WHAT TO DO: Pick out every line of the entries below where "ナチュラル" occurs, and copy those lines.

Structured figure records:
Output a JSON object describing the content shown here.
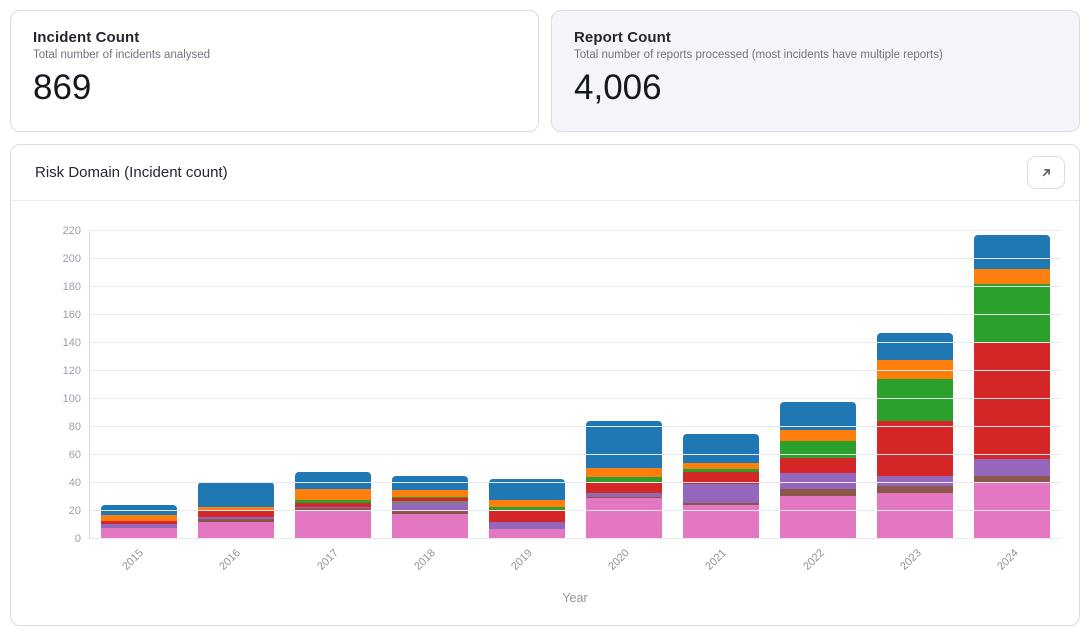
{
  "cards": [
    {
      "title": "Incident Count",
      "subtitle": "Total number of incidents analysed",
      "value": "869",
      "highlighted": false
    },
    {
      "title": "Report Count",
      "subtitle": "Total number of reports processed (most incidents have multiple reports)",
      "value": "4,006",
      "highlighted": true
    }
  ],
  "chart_card": {
    "title": "Risk Domain (Incident count)",
    "expand_icon": "arrow-up-right"
  },
  "chart_data": {
    "type": "bar",
    "stacked": true,
    "title": "Risk Domain (Incident count)",
    "xlabel": "Year",
    "ylabel": "",
    "ylim": [
      0,
      220
    ],
    "yticks": [
      0,
      20,
      40,
      60,
      80,
      100,
      120,
      140,
      160,
      180,
      200,
      220
    ],
    "grid": true,
    "legend_position": "none",
    "categories": [
      "2015",
      "2016",
      "2017",
      "2018",
      "2019",
      "2020",
      "2021",
      "2022",
      "2023",
      "2024"
    ],
    "series": [
      {
        "name": "pink",
        "color": "#e377c2",
        "values": [
          8,
          12,
          21,
          18,
          7,
          29,
          24,
          31,
          33,
          40
        ]
      },
      {
        "name": "brown",
        "color": "#8c564b",
        "values": [
          0,
          2,
          1,
          2,
          0,
          1,
          2,
          5,
          5,
          5
        ]
      },
      {
        "name": "purple",
        "color": "#9467bd",
        "values": [
          3,
          2,
          1,
          5,
          5,
          2,
          13,
          11,
          7,
          12
        ]
      },
      {
        "name": "gray",
        "color": "#7f7f7f",
        "values": [
          0,
          0,
          0,
          2,
          0,
          1,
          0,
          0,
          0,
          0
        ]
      },
      {
        "name": "red",
        "color": "#d62728",
        "values": [
          2,
          4,
          3,
          2,
          9,
          8,
          9,
          11,
          39,
          83
        ]
      },
      {
        "name": "green",
        "color": "#2ca02c",
        "values": [
          0,
          0,
          2,
          1,
          2,
          3,
          2,
          12,
          30,
          42
        ]
      },
      {
        "name": "orange",
        "color": "#ff7f0e",
        "values": [
          4,
          3,
          8,
          5,
          5,
          7,
          4,
          8,
          14,
          11
        ]
      },
      {
        "name": "blue",
        "color": "#1f77b4",
        "values": [
          7,
          18,
          12,
          10,
          15,
          33,
          21,
          20,
          19,
          24
        ]
      }
    ],
    "totals": [
      24,
      41,
      48,
      45,
      43,
      84,
      75,
      98,
      147,
      217
    ]
  }
}
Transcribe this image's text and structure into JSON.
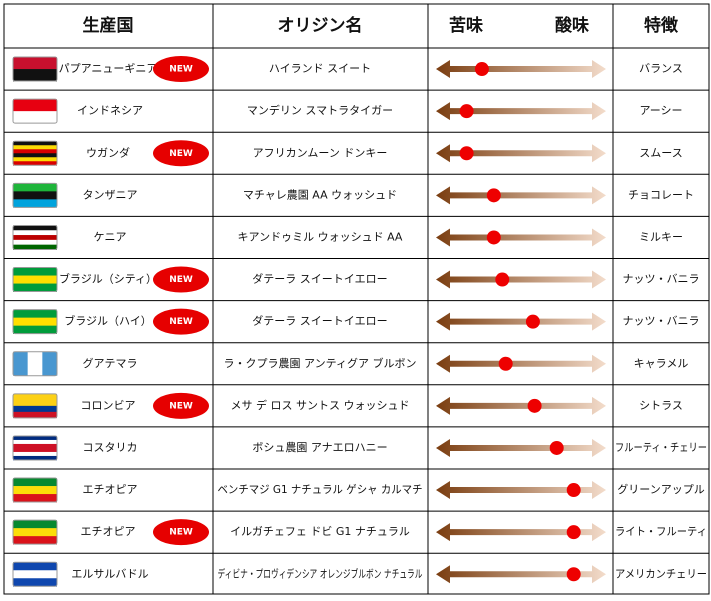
{
  "header": {
    "country": "生産国",
    "origin": "オリジン名",
    "bitter": "苦味",
    "sour": "酸味",
    "feature": "特徴"
  },
  "rows": [
    {
      "country": "パプアニューギニア",
      "badge": "NEW",
      "origin": "ハイランド スイート",
      "feature": "バランス",
      "taste": 0.27
    },
    {
      "country": "インドネシア",
      "origin": "マンデリン スマトラタイガー",
      "feature": "アーシー",
      "taste": 0.18
    },
    {
      "country": "ウガンダ",
      "badge": "NEW",
      "origin": "アフリカンムーン ドンキー",
      "feature": "スムース",
      "taste": 0.18
    },
    {
      "country": "タンザニア",
      "origin": "マチャレ農園 AA ウォッシュド",
      "feature": "チョコレート",
      "taste": 0.34
    },
    {
      "country": "ケニア",
      "origin": "キアンドゥミル ウォッシュド AA",
      "feature": "ミルキー",
      "taste": 0.34
    },
    {
      "country": "ブラジル（シティ）",
      "badge": "NEW",
      "origin": "ダテーラ スイートイエロー",
      "feature": "ナッツ・バニラ",
      "taste": 0.39
    },
    {
      "country": "ブラジル（ハイ）",
      "badge": "NEW",
      "origin": "ダテーラ スイートイエロー",
      "feature": "ナッツ・バニラ",
      "taste": 0.57
    },
    {
      "country": "グアテマラ",
      "origin": "ラ・クプラ農園 アンティグア ブルボン",
      "feature": "キャラメル",
      "taste": 0.41
    },
    {
      "country": "コロンビア",
      "badge": "NEW",
      "origin": "メサ デ ロス サントス ウォッシュド",
      "feature": "シトラス",
      "taste": 0.58
    },
    {
      "country": "コスタリカ",
      "origin": "ボシュ農園 アナエロハニー",
      "feature": "フルーティ・チェリー",
      "taste": 0.71
    },
    {
      "country": "エチオピア",
      "origin": "ベンチマジ G1 ナチュラル ゲシャ カルマチ",
      "feature": "グリーンアップル",
      "taste": 0.81
    },
    {
      "country": "エチオピア",
      "badge": "NEW",
      "origin": "イルガチェフェ ドビ G1 ナチュラル",
      "feature": "ライト・フルーティ",
      "taste": 0.81
    },
    {
      "country": "エルサルバドル",
      "origin": "ディビナ・プロヴィデンシア オレンジブルボン ナチュラル",
      "feature": "アメリカンチェリー",
      "taste": 0.81
    }
  ]
}
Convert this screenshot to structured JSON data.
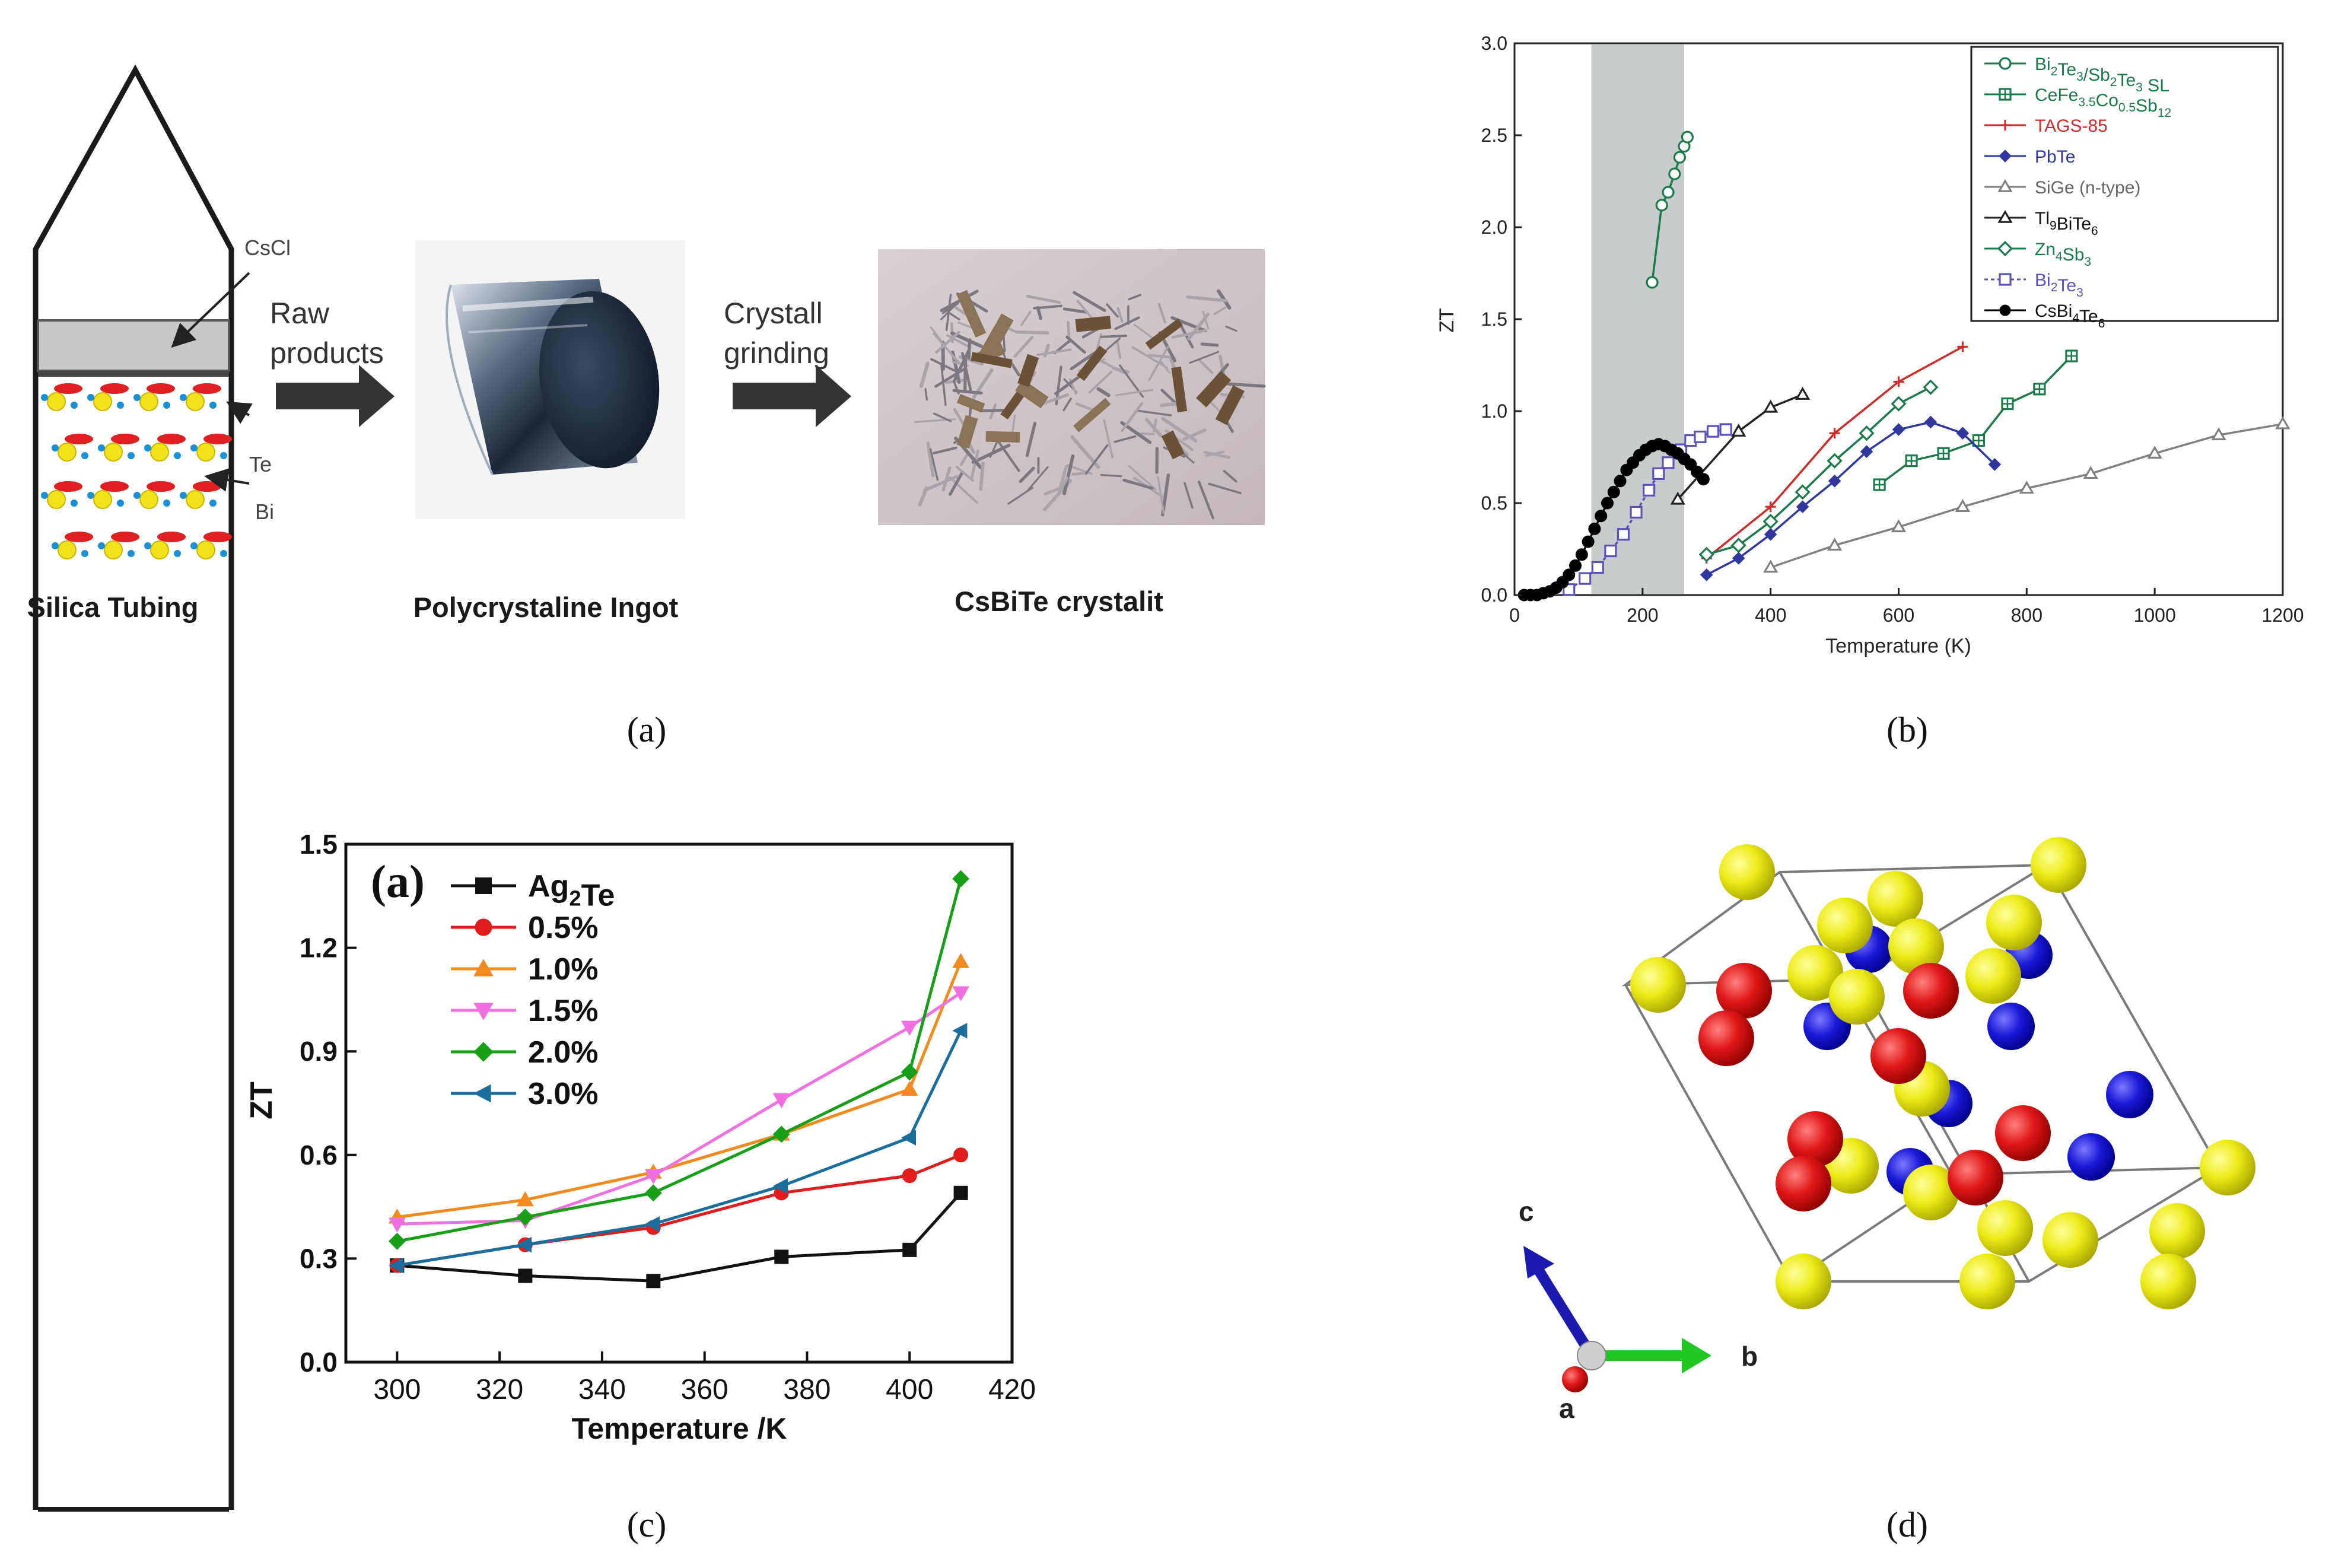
{
  "panel_labels": [
    "(a)",
    "(b)",
    "(c)",
    "(d)"
  ],
  "panel_a": {
    "texts": {
      "cscl": "CsCl",
      "te": "Te",
      "bi": "Bi",
      "arrow1_l1": "Raw",
      "arrow1_l2": "products",
      "arrow2_l1": "Crystall",
      "arrow2_l2": "grinding",
      "cap_tube": "Silica Tubing",
      "cap_ingot": "Polycrystaline Ingot",
      "cap_cryst": "CsBiTe crystalit"
    }
  },
  "panel_d": {
    "axis_labels": {
      "c": "c",
      "b": "b",
      "a": "a"
    }
  },
  "chart_data": [
    {
      "id": "b",
      "type": "line",
      "xlabel": "Temperature (K)",
      "ylabel": "ZT",
      "xlim": [
        0,
        1200
      ],
      "ylim": [
        0,
        3.0
      ],
      "xticks": [
        0,
        200,
        400,
        600,
        800,
        1000,
        1200
      ],
      "yticks": [
        0.0,
        0.5,
        1.0,
        1.5,
        2.0,
        2.5,
        3.0
      ],
      "shaded_region": [
        120,
        265
      ],
      "legend_position": "top-right",
      "series": [
        {
          "name": "Bi2Te3/Sb2Te3 SL",
          "color": "#1a7a4a",
          "marker": "circle-open",
          "points": [
            [
              215,
              1.7
            ],
            [
              230,
              2.12
            ],
            [
              240,
              2.19
            ],
            [
              250,
              2.29
            ],
            [
              258,
              2.38
            ],
            [
              265,
              2.44
            ],
            [
              270,
              2.49
            ]
          ]
        },
        {
          "name": "CeFe3.5Co0.5Sb12",
          "color": "#1a7a4a",
          "marker": "square-cross",
          "points": [
            [
              570,
              0.6
            ],
            [
              620,
              0.73
            ],
            [
              670,
              0.77
            ],
            [
              725,
              0.84
            ],
            [
              770,
              1.04
            ],
            [
              820,
              1.12
            ],
            [
              870,
              1.3
            ]
          ]
        },
        {
          "name": "TAGS-85",
          "color": "#d02b2b",
          "marker": "plus",
          "points": [
            [
              300,
              0.2
            ],
            [
              400,
              0.48
            ],
            [
              500,
              0.88
            ],
            [
              600,
              1.16
            ],
            [
              700,
              1.35
            ]
          ]
        },
        {
          "name": "PbTe",
          "color": "#3038a0",
          "marker": "diamond-filled",
          "points": [
            [
              300,
              0.11
            ],
            [
              350,
              0.2
            ],
            [
              400,
              0.33
            ],
            [
              450,
              0.48
            ],
            [
              500,
              0.62
            ],
            [
              550,
              0.78
            ],
            [
              600,
              0.9
            ],
            [
              650,
              0.94
            ],
            [
              700,
              0.88
            ],
            [
              750,
              0.71
            ]
          ]
        },
        {
          "name": "SiGe (n-type)",
          "color": "#808080",
          "marker": "triangle-open",
          "points": [
            [
              400,
              0.15
            ],
            [
              500,
              0.27
            ],
            [
              600,
              0.37
            ],
            [
              700,
              0.48
            ],
            [
              800,
              0.58
            ],
            [
              900,
              0.66
            ],
            [
              1000,
              0.77
            ],
            [
              1100,
              0.87
            ],
            [
              1200,
              0.93
            ]
          ]
        },
        {
          "name": "Tl9BiTe6",
          "color": "#222222",
          "marker": "triangle-open",
          "points": [
            [
              255,
              0.52
            ],
            [
              350,
              0.89
            ],
            [
              400,
              1.02
            ],
            [
              450,
              1.09
            ]
          ]
        },
        {
          "name": "Zn4Sb3",
          "color": "#1a7a4a",
          "marker": "diamond-open",
          "points": [
            [
              300,
              0.22
            ],
            [
              350,
              0.27
            ],
            [
              400,
              0.4
            ],
            [
              450,
              0.56
            ],
            [
              500,
              0.73
            ],
            [
              550,
              0.88
            ],
            [
              600,
              1.04
            ],
            [
              650,
              1.13
            ]
          ]
        },
        {
          "name": "Bi2Te3",
          "color": "#5a50c0",
          "marker": "square-open",
          "points": [
            [
              85,
              0.03
            ],
            [
              110,
              0.09
            ],
            [
              130,
              0.15
            ],
            [
              150,
              0.24
            ],
            [
              170,
              0.33
            ],
            [
              190,
              0.45
            ],
            [
              210,
              0.57
            ],
            [
              225,
              0.66
            ],
            [
              240,
              0.72
            ],
            [
              260,
              0.79
            ],
            [
              275,
              0.84
            ],
            [
              290,
              0.86
            ],
            [
              310,
              0.89
            ],
            [
              330,
              0.9
            ]
          ]
        },
        {
          "name": "CsBi4Te6",
          "color": "#000000",
          "marker": "circle-filled",
          "points": [
            [
              15,
              0.0
            ],
            [
              25,
              0.0
            ],
            [
              35,
              0.0
            ],
            [
              45,
              0.01
            ],
            [
              55,
              0.02
            ],
            [
              65,
              0.04
            ],
            [
              75,
              0.07
            ],
            [
              85,
              0.11
            ],
            [
              95,
              0.16
            ],
            [
              105,
              0.22
            ],
            [
              115,
              0.29
            ],
            [
              125,
              0.36
            ],
            [
              135,
              0.43
            ],
            [
              145,
              0.5
            ],
            [
              155,
              0.56
            ],
            [
              165,
              0.62
            ],
            [
              175,
              0.68
            ],
            [
              185,
              0.72
            ],
            [
              195,
              0.76
            ],
            [
              205,
              0.79
            ],
            [
              215,
              0.81
            ],
            [
              225,
              0.82
            ],
            [
              235,
              0.81
            ],
            [
              245,
              0.79
            ],
            [
              255,
              0.77
            ],
            [
              265,
              0.74
            ],
            [
              275,
              0.71
            ],
            [
              285,
              0.67
            ],
            [
              295,
              0.63
            ]
          ]
        }
      ]
    },
    {
      "id": "c",
      "type": "line",
      "panel_tag": "(a)",
      "xlabel": "Temperature /K",
      "ylabel": "ZT",
      "xlim": [
        290,
        420
      ],
      "ylim": [
        0.0,
        1.5
      ],
      "xticks": [
        300,
        320,
        340,
        360,
        380,
        400,
        420
      ],
      "yticks": [
        0.0,
        0.3,
        0.6,
        0.9,
        1.2,
        1.5
      ],
      "legend_position": "top-left",
      "x": [
        300,
        325,
        350,
        375,
        400,
        410
      ],
      "series": [
        {
          "name": "Ag2Te",
          "color": "#111111",
          "marker": "square",
          "values": [
            0.28,
            0.25,
            0.235,
            0.305,
            0.325,
            0.49
          ]
        },
        {
          "name": "0.5%",
          "color": "#e11c1c",
          "marker": "circle",
          "values": [
            0.28,
            0.34,
            0.39,
            0.49,
            0.54,
            0.6
          ]
        },
        {
          "name": "1.0%",
          "color": "#f28a1e",
          "marker": "triangle-up",
          "values": [
            0.42,
            0.47,
            0.55,
            0.66,
            0.79,
            1.16
          ]
        },
        {
          "name": "1.5%",
          "color": "#f070e0",
          "marker": "triangle-down",
          "values": [
            0.4,
            0.41,
            0.54,
            0.76,
            0.97,
            1.07
          ]
        },
        {
          "name": "2.0%",
          "color": "#17a017",
          "marker": "diamond",
          "values": [
            0.35,
            0.42,
            0.49,
            0.66,
            0.84,
            1.4
          ]
        },
        {
          "name": "3.0%",
          "color": "#1a6e9e",
          "marker": "triangle-left",
          "values": [
            0.28,
            0.34,
            0.4,
            0.51,
            0.65,
            0.96
          ]
        }
      ]
    }
  ]
}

WRITTEN ANSWER:
      "origin": "ベンチマジ G1 ナチュラル ゲシャ カルマチ",
      "origin": "イルガチェフェ ドビ G1 ナチュラル",
      "origin": "ディビナ・プロヴィデンシア オレンジブルボン ナチュラル",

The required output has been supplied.